● WRITTEN PROBLEM:
Return a copy of every line in the records that includes the word "voorwaarden".

● DATASET RECORDS:
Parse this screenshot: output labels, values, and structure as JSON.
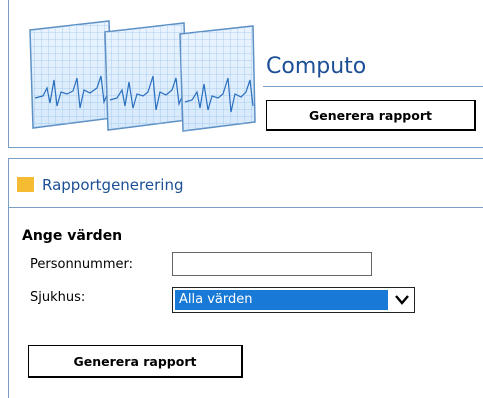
{
  "header": {
    "app_title": "Computo",
    "generate_button_label": "Generera rapport",
    "logo_icon": "waveform-monitors-icon"
  },
  "section": {
    "title": "Rapportgenerering",
    "accent_color": "#f5bb33"
  },
  "form": {
    "heading": "Ange värden",
    "personnummer_label": "Personnummer:",
    "personnummer_value": "",
    "sjukhus_label": "Sjukhus:",
    "sjukhus_selected": "Alla värden",
    "submit_label": "Generera rapport"
  },
  "colors": {
    "title_blue": "#1c4f96",
    "border_blue": "#7aa0c8",
    "select_highlight": "#1979d6"
  }
}
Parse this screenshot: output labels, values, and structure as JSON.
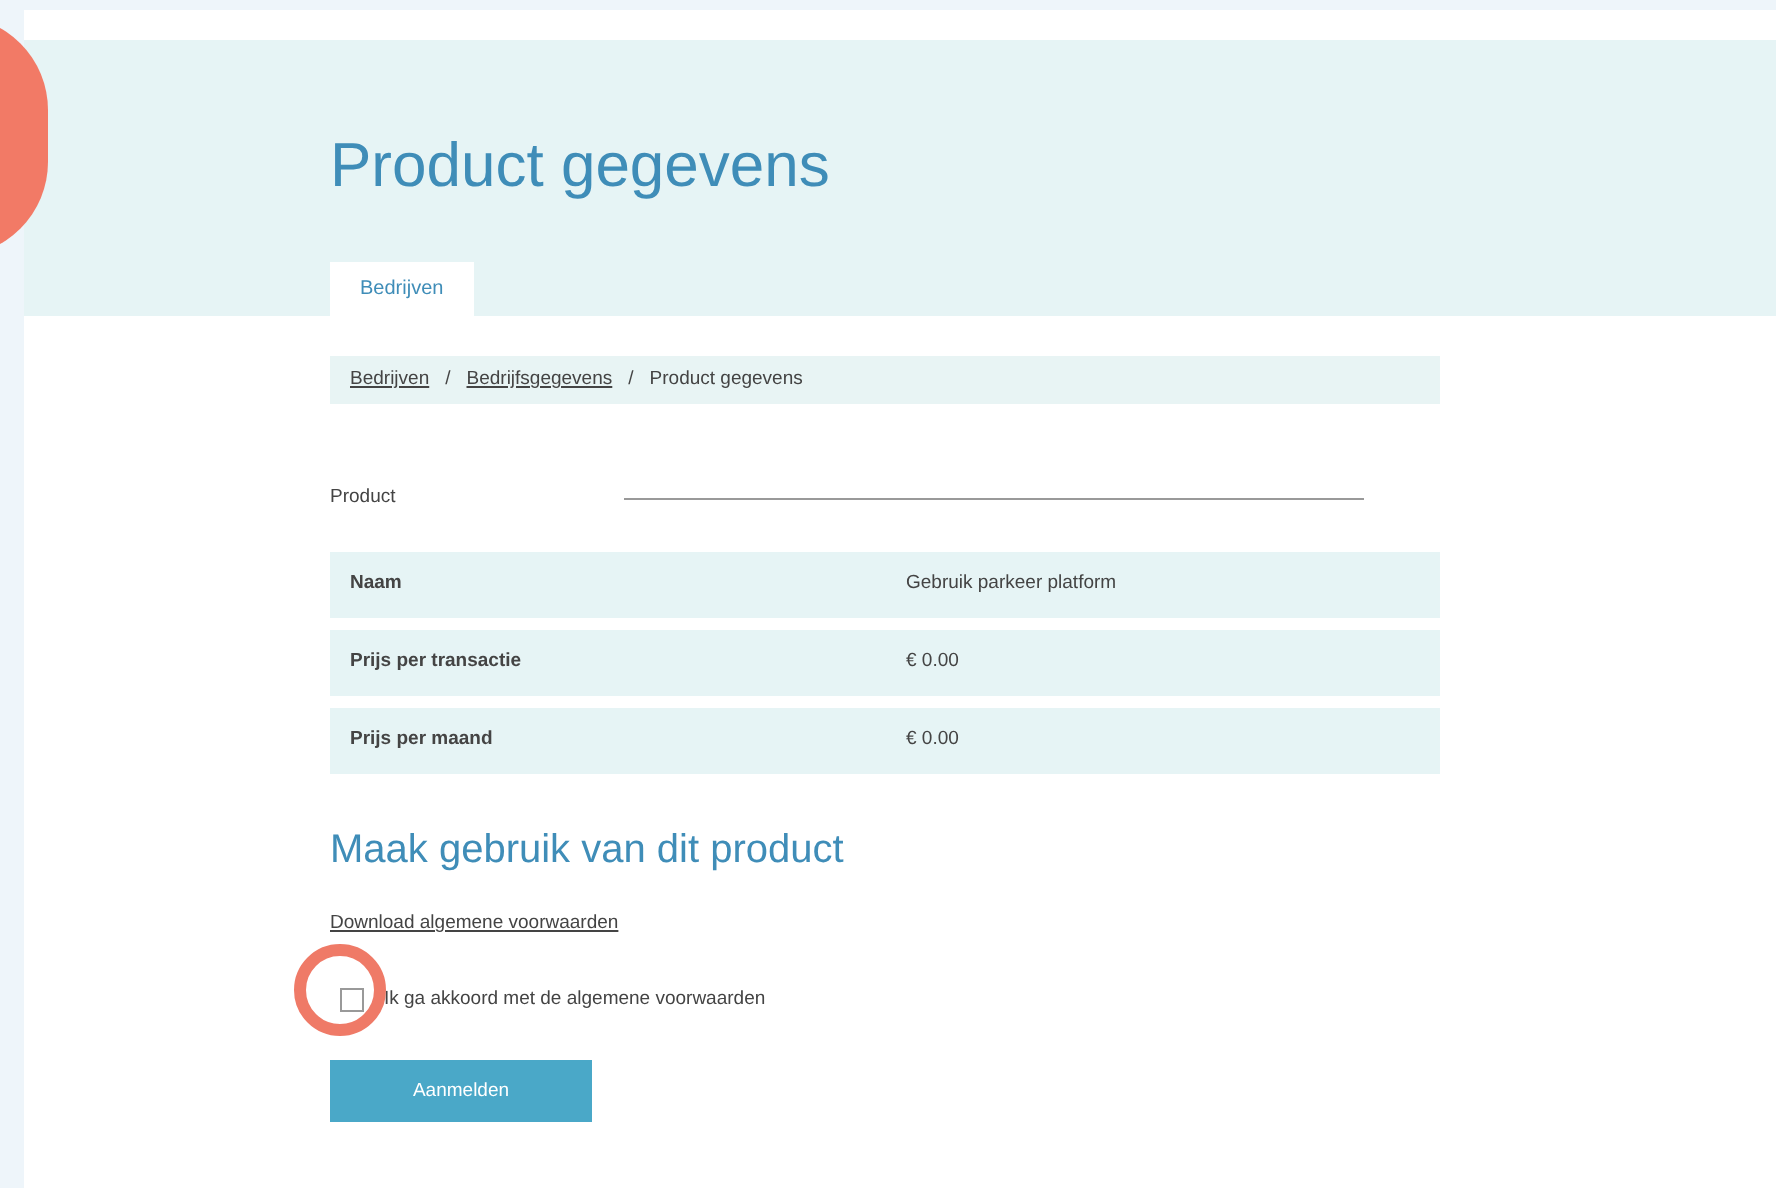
{
  "page_title": "Product gegevens",
  "tabs": [
    {
      "label": "Bedrijven",
      "selected": true
    }
  ],
  "breadcrumb": [
    {
      "label": "Bedrijven",
      "link": true
    },
    {
      "label": "Bedrijfsgegevens",
      "link": true
    },
    {
      "label": "Product gegevens",
      "link": false
    }
  ],
  "breadcrumb_separator": "/",
  "product_label": "Product",
  "product_table": [
    {
      "label": "Naam",
      "value": "Gebruik parkeer platform"
    },
    {
      "label": "Prijs per transactie",
      "value": "€ 0.00"
    },
    {
      "label": "Prijs per maand",
      "value": "€ 0.00"
    }
  ],
  "section_title": "Maak gebruik van dit product",
  "download_link": "Download algemene voorwaarden",
  "terms_checkbox": {
    "label": "Ik ga akkoord met de algemene voorwaarden",
    "checked": false
  },
  "submit_button": "Aanmelden"
}
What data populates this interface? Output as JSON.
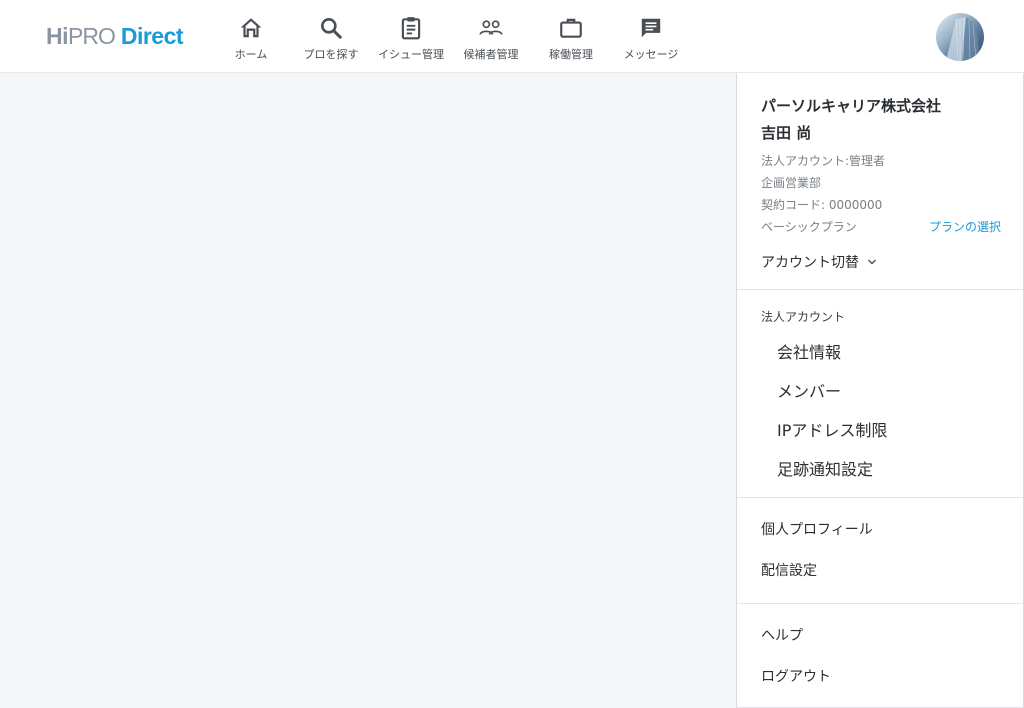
{
  "header": {
    "logo": {
      "hi": "Hi",
      "pro": "PRO",
      "direct": "Direct"
    },
    "nav": [
      {
        "label": "ホーム",
        "icon": "home-icon"
      },
      {
        "label": "プロを探す",
        "icon": "search-icon"
      },
      {
        "label": "イシュー管理",
        "icon": "clipboard-icon"
      },
      {
        "label": "候補者管理",
        "icon": "people-icon"
      },
      {
        "label": "稼働管理",
        "icon": "briefcase-icon"
      },
      {
        "label": "メッセージ",
        "icon": "message-icon"
      }
    ],
    "avatar_icon": "user-avatar"
  },
  "panel": {
    "account": {
      "company": "パーソルキャリア株式会社",
      "name": "吉田 尚",
      "account_type": "法人アカウント:管理者",
      "department": "企画営業部",
      "contract_code": "契約コード: 0000000",
      "plan": "ベーシックプラン",
      "plan_link": "プランの選択",
      "switch_label": "アカウント切替"
    },
    "corporate": {
      "label": "法人アカウント",
      "items": [
        "会社情報",
        "メンバー",
        "IPアドレス制限",
        "足跡通知設定"
      ]
    },
    "personal": {
      "items": [
        "個人プロフィール",
        "配信設定"
      ]
    },
    "help": {
      "items": [
        "ヘルプ",
        "ログアウト"
      ]
    }
  },
  "colors": {
    "brand_blue": "#1a9ad6",
    "logo_gray": "#8b95a0",
    "background": "#f5f6f8"
  }
}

● OUTPUT:
  "download_link": "Download algemene voorwaarden",
    "label": "Ik ga akkoord met de algemene voorwaarden",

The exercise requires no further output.